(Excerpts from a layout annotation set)
-- start --
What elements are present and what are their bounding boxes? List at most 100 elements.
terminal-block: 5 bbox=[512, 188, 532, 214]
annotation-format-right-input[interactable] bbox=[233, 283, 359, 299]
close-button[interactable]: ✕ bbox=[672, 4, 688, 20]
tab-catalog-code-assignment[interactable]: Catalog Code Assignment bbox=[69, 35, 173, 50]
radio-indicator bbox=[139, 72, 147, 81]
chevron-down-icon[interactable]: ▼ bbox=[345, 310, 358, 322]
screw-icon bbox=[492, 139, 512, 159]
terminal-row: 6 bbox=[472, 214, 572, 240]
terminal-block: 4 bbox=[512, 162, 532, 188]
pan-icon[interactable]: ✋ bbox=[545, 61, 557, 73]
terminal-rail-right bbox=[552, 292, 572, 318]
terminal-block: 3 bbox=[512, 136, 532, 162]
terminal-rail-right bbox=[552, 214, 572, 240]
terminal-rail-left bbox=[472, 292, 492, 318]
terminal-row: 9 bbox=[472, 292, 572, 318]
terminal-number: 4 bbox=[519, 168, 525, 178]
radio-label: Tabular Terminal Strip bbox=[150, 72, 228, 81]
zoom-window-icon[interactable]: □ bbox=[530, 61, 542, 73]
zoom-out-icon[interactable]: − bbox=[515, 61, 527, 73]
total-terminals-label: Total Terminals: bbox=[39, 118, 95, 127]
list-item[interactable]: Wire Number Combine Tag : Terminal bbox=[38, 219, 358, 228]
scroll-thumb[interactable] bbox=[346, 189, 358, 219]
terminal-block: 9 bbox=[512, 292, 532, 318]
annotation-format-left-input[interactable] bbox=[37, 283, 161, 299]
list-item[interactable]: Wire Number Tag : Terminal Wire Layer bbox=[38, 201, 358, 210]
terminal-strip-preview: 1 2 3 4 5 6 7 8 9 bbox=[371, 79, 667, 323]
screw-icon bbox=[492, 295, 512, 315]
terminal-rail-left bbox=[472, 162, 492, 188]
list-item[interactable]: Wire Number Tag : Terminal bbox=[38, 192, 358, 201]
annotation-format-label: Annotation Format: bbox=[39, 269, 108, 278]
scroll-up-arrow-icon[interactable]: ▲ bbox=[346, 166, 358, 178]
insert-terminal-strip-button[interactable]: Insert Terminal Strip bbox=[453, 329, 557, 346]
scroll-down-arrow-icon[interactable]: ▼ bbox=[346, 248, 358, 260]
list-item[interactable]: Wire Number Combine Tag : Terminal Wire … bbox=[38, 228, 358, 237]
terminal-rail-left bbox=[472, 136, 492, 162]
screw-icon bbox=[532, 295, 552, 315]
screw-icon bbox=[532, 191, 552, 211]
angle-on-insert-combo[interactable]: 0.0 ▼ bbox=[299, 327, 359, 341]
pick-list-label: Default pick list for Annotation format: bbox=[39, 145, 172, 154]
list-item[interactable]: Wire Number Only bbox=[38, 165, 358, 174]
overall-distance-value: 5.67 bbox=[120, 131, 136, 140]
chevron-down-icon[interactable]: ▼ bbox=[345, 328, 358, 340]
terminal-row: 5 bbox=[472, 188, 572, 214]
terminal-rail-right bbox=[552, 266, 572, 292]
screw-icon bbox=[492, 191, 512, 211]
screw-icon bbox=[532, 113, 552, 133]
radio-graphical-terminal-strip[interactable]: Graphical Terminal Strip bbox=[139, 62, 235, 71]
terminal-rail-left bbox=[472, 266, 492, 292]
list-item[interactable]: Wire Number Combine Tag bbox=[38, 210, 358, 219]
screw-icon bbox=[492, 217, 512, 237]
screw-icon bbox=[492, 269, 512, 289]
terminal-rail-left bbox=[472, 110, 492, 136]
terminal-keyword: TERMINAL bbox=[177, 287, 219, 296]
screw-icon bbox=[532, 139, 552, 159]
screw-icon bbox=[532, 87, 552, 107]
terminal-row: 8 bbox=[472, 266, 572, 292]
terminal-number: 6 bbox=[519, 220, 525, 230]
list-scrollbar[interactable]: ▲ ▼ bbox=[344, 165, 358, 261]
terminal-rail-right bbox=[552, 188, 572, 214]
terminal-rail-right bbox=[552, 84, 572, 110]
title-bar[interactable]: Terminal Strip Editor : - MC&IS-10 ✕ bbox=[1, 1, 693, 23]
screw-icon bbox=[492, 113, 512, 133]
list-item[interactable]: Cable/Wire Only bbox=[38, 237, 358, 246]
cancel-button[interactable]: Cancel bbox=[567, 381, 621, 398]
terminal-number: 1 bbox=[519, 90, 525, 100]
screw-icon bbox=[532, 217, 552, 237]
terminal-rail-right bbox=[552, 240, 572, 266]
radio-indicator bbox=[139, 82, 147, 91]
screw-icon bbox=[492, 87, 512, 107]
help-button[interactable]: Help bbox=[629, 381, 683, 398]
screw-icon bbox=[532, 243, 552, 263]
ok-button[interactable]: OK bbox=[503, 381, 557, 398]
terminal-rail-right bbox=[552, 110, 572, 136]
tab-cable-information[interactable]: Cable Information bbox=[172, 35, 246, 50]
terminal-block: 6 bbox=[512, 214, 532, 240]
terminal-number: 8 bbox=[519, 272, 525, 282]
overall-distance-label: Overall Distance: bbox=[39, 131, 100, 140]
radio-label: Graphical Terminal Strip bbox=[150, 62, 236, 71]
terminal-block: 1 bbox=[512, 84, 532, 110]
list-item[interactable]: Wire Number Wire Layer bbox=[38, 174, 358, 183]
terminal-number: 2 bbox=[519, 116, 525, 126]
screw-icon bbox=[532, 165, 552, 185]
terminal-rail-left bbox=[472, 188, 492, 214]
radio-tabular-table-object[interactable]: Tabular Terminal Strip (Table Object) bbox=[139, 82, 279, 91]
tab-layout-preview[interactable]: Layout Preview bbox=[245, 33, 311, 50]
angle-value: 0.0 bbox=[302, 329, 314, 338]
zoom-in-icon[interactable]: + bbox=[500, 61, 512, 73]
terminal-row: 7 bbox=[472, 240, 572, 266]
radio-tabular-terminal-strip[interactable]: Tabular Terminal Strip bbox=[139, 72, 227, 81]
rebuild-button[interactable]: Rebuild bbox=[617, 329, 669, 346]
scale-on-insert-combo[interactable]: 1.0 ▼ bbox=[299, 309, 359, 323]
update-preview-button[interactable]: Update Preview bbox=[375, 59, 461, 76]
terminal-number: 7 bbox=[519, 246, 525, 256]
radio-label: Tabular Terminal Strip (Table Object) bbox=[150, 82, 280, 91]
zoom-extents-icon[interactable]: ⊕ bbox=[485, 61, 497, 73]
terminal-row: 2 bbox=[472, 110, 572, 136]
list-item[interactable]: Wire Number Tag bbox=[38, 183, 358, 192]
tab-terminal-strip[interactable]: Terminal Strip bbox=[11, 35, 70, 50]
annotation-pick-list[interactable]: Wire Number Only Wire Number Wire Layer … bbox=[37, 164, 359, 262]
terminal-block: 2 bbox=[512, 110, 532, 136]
-- end --
What the task requires
Duplicate every one of these lines without any changes.

Result of this exercise
What elements are present and what are their bounding boxes? List at most 100 elements.
terminal-block: 5 bbox=[512, 188, 532, 214]
annotation-format-right-input[interactable] bbox=[233, 283, 359, 299]
close-button[interactable]: ✕ bbox=[672, 4, 688, 20]
tab-catalog-code-assignment[interactable]: Catalog Code Assignment bbox=[69, 35, 173, 50]
radio-indicator bbox=[139, 72, 147, 81]
chevron-down-icon[interactable]: ▼ bbox=[345, 310, 358, 322]
screw-icon bbox=[492, 139, 512, 159]
terminal-row: 6 bbox=[472, 214, 572, 240]
terminal-block: 4 bbox=[512, 162, 532, 188]
pan-icon[interactable]: ✋ bbox=[545, 61, 557, 73]
terminal-rail-right bbox=[552, 292, 572, 318]
terminal-block: 3 bbox=[512, 136, 532, 162]
terminal-rail-right bbox=[552, 214, 572, 240]
terminal-rail-left bbox=[472, 292, 492, 318]
terminal-row: 9 bbox=[472, 292, 572, 318]
terminal-number: 4 bbox=[519, 168, 525, 178]
radio-label: Tabular Terminal Strip bbox=[150, 72, 228, 81]
zoom-window-icon[interactable]: □ bbox=[530, 61, 542, 73]
zoom-out-icon[interactable]: − bbox=[515, 61, 527, 73]
total-terminals-label: Total Terminals: bbox=[39, 118, 95, 127]
list-item[interactable]: Wire Number Combine Tag : Terminal bbox=[38, 219, 358, 228]
scroll-thumb[interactable] bbox=[346, 189, 358, 219]
terminal-block: 9 bbox=[512, 292, 532, 318]
annotation-format-left-input[interactable] bbox=[37, 283, 161, 299]
list-item[interactable]: Wire Number Tag : Terminal Wire Layer bbox=[38, 201, 358, 210]
terminal-strip-preview: 1 2 3 4 5 6 7 8 9 bbox=[371, 79, 667, 323]
screw-icon bbox=[492, 295, 512, 315]
terminal-rail-left bbox=[472, 162, 492, 188]
list-item[interactable]: Wire Number Tag : Terminal bbox=[38, 192, 358, 201]
annotation-format-label: Annotation Format: bbox=[39, 269, 108, 278]
scroll-up-arrow-icon[interactable]: ▲ bbox=[346, 166, 358, 178]
insert-terminal-strip-button[interactable]: Insert Terminal Strip bbox=[453, 329, 557, 346]
scroll-down-arrow-icon[interactable]: ▼ bbox=[346, 248, 358, 260]
list-item[interactable]: Wire Number Combine Tag : Terminal Wire … bbox=[38, 228, 358, 237]
terminal-rail-left bbox=[472, 136, 492, 162]
screw-icon bbox=[532, 295, 552, 315]
screw-icon bbox=[532, 191, 552, 211]
angle-on-insert-combo[interactable]: 0.0 ▼ bbox=[299, 327, 359, 341]
pick-list-label: Default pick list for Annotation format: bbox=[39, 145, 172, 154]
list-item[interactable]: Wire Number Only bbox=[38, 165, 358, 174]
overall-distance-value: 5.67 bbox=[120, 131, 136, 140]
chevron-down-icon[interactable]: ▼ bbox=[345, 328, 358, 340]
terminal-row: 5 bbox=[472, 188, 572, 214]
terminal-rail-right bbox=[552, 266, 572, 292]
screw-icon bbox=[492, 191, 512, 211]
screw-icon bbox=[532, 113, 552, 133]
radio-graphical-terminal-strip[interactable]: Graphical Terminal Strip bbox=[139, 62, 235, 71]
terminal-rail-left bbox=[472, 266, 492, 292]
list-item[interactable]: Wire Number Combine Tag bbox=[38, 210, 358, 219]
screw-icon bbox=[492, 217, 512, 237]
screw-icon bbox=[492, 269, 512, 289]
terminal-rail-left bbox=[472, 110, 492, 136]
terminal-keyword: TERMINAL bbox=[177, 287, 219, 296]
screw-icon bbox=[532, 139, 552, 159]
screw-icon bbox=[532, 87, 552, 107]
terminal-row: 8 bbox=[472, 266, 572, 292]
terminal-number: 6 bbox=[519, 220, 525, 230]
list-scrollbar[interactable]: ▲ ▼ bbox=[344, 165, 358, 261]
terminal-rail-right bbox=[552, 188, 572, 214]
terminal-rail-right bbox=[552, 84, 572, 110]
title-bar[interactable]: Terminal Strip Editor : - MC&IS-10 ✕ bbox=[1, 1, 693, 23]
screw-icon bbox=[492, 113, 512, 133]
list-item[interactable]: Cable/Wire Only bbox=[38, 237, 358, 246]
cancel-button[interactable]: Cancel bbox=[567, 381, 621, 398]
terminal-number: 1 bbox=[519, 90, 525, 100]
screw-icon bbox=[532, 217, 552, 237]
terminal-rail-right bbox=[552, 240, 572, 266]
radio-indicator bbox=[139, 82, 147, 91]
screw-icon bbox=[492, 87, 512, 107]
help-button[interactable]: Help bbox=[629, 381, 683, 398]
screw-icon bbox=[532, 243, 552, 263]
ok-button[interactable]: OK bbox=[503, 381, 557, 398]
terminal-rail-right bbox=[552, 110, 572, 136]
tab-cable-information[interactable]: Cable Information bbox=[172, 35, 246, 50]
terminal-block: 6 bbox=[512, 214, 532, 240]
terminal-number: 8 bbox=[519, 272, 525, 282]
overall-distance-label: Overall Distance: bbox=[39, 131, 100, 140]
radio-label: Graphical Terminal Strip bbox=[150, 62, 236, 71]
terminal-block: 1 bbox=[512, 84, 532, 110]
list-item[interactable]: Wire Number Wire Layer bbox=[38, 174, 358, 183]
terminal-number: 2 bbox=[519, 116, 525, 126]
screw-icon bbox=[532, 165, 552, 185]
terminal-rail-left bbox=[472, 188, 492, 214]
radio-tabular-table-object[interactable]: Tabular Terminal Strip (Table Object) bbox=[139, 82, 279, 91]
tab-layout-preview[interactable]: Layout Preview bbox=[245, 33, 311, 50]
angle-value: 0.0 bbox=[302, 329, 314, 338]
zoom-in-icon[interactable]: + bbox=[500, 61, 512, 73]
terminal-row: 7 bbox=[472, 240, 572, 266]
radio-tabular-terminal-strip[interactable]: Tabular Terminal Strip bbox=[139, 72, 227, 81]
rebuild-button[interactable]: Rebuild bbox=[617, 329, 669, 346]
scale-on-insert-combo[interactable]: 1.0 ▼ bbox=[299, 309, 359, 323]
update-preview-button[interactable]: Update Preview bbox=[375, 59, 461, 76]
terminal-number: 7 bbox=[519, 246, 525, 256]
radio-label: Tabular Terminal Strip (Table Object) bbox=[150, 82, 280, 91]
zoom-extents-icon[interactable]: ⊕ bbox=[485, 61, 497, 73]
terminal-row: 2 bbox=[472, 110, 572, 136]
list-item[interactable]: Wire Number Tag bbox=[38, 183, 358, 192]
tab-terminal-strip[interactable]: Terminal Strip bbox=[11, 35, 70, 50]
annotation-pick-list[interactable]: Wire Number Only Wire Number Wire Layer … bbox=[37, 164, 359, 262]
terminal-block: 2 bbox=[512, 110, 532, 136]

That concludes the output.